> _What is needed_
Write the listing out again, all of it, word for word.

··· Input for this task

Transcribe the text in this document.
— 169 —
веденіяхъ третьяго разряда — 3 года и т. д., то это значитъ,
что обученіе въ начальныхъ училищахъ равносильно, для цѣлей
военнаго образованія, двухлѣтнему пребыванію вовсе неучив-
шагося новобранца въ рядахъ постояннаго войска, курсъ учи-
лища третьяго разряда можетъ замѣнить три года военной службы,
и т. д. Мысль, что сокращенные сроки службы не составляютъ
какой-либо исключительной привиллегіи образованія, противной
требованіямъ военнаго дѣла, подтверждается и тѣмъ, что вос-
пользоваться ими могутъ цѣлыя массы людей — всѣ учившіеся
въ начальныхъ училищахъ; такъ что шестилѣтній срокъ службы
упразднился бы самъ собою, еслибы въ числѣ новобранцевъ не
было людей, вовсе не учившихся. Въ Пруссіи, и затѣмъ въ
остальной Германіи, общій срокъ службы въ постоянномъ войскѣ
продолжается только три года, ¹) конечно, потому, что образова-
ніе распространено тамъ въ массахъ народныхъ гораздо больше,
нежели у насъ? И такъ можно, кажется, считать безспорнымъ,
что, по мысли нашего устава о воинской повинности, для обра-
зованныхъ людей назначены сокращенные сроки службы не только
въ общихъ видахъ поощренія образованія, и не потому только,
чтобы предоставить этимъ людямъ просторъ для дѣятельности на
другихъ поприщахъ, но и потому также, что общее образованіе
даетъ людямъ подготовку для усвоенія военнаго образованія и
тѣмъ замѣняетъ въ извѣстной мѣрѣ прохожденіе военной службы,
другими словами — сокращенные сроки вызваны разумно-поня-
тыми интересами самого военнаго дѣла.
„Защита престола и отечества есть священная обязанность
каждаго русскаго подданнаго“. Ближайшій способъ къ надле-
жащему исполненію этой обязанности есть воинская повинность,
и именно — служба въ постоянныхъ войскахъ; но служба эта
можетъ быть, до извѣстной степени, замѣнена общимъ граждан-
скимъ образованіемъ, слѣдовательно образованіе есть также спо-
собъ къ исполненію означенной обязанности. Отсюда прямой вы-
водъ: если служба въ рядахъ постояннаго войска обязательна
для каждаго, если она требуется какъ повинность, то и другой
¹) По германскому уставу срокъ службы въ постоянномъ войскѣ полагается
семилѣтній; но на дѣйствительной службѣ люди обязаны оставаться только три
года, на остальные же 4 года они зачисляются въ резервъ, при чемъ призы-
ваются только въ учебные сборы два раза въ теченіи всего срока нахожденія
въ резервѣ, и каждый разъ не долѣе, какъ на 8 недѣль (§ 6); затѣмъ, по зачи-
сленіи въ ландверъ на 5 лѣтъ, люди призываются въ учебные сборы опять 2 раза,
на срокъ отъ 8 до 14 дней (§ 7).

······

> _Written solution_
Transcribe the text in this document.
— 169 —
веденіяхъ третьяго разряда — 3 года и т. д., то это значитъ,
что обученіе въ начальныхъ училищахъ равносильно, для цѣлей
военнаго образованія, двухлѣтнему пребыванію вовсе неучив-
шагося новобранца въ рядахъ постояннаго войска, курсъ учи-
лища третьяго разряда можетъ замѣнить три года военной службы,
и т. д. Мысль, что сокращенные сроки службы не составляютъ
какой-либо исключительной привиллегіи образованія, противной
требованіямъ военнаго дѣла, подтверждается и тѣмъ, что вос-
пользоваться ими могутъ цѣлыя массы людей — всѣ учившіеся
въ начальныхъ училищахъ; такъ что шестилѣтній срокъ службы
упразднился бы самъ собою, еслибы въ числѣ новобранцевъ не
было людей, вовсе не учившихся. Въ Пруссіи, и затѣмъ въ
остальной Германіи, общій срокъ службы въ постоянномъ войскѣ
продолжается только три года, ¹) конечно, потому, что образова-
ніе распространено тамъ въ массахъ народныхъ гораздо больше,
нежели у насъ? И такъ можно, кажется, считать безспорнымъ,
что, по мысли нашего устава о воинской повинности, для обра-
зованныхъ людей назначены сокращенные сроки службы не только
въ общихъ видахъ поощренія образованія, и не потому только,
чтобы предоставить этимъ людямъ просторъ для дѣятельности на
другихъ поприщахъ, но и потому также, что общее образованіе
даетъ людямъ подготовку для усвоенія военнаго образованія и
тѣмъ замѣняетъ въ извѣстной мѣрѣ прохожденіе военной службы,
другими словами — сокращенные сроки вызваны разумно-поня-
тыми интересами самого военнаго дѣла.
„Защита престола и отечества есть священная обязанность
каждаго русскаго подданнаго“. Ближайшій способъ къ надле-
жащему исполненію этой обязанности есть воинская повинность,
и именно — служба въ постоянныхъ войскахъ; но служба эта
можетъ быть, до извѣстной степени, замѣнена общимъ граждан-
скимъ образованіемъ, слѣдовательно образованіе есть также спо-
собъ къ исполненію означенной обязанности. Отсюда прямой вы-
водъ: если служба въ рядахъ постояннаго войска обязательна
для каждаго, если она требуется какъ повинность, то и другой
¹) По германскому уставу срокъ службы въ постоянномъ войскѣ полагается
семилѣтній; но на дѣйствительной службѣ люди обязаны оставаться только три
года, на остальные же 4 года они зачисляются въ резервъ, при чемъ призы-
ваются только въ учебные сборы два раза въ теченіи всего срока нахожденія
въ резервѣ, и каждый разъ не долѣе, какъ на 8 недѣль (§ 6); затѣмъ, по зачи-
сленіи въ ландверъ на 5 лѣтъ, люди призываются въ учебные сборы опять 2 раза,
на срокъ отъ 8 до 14 дней (§ 7).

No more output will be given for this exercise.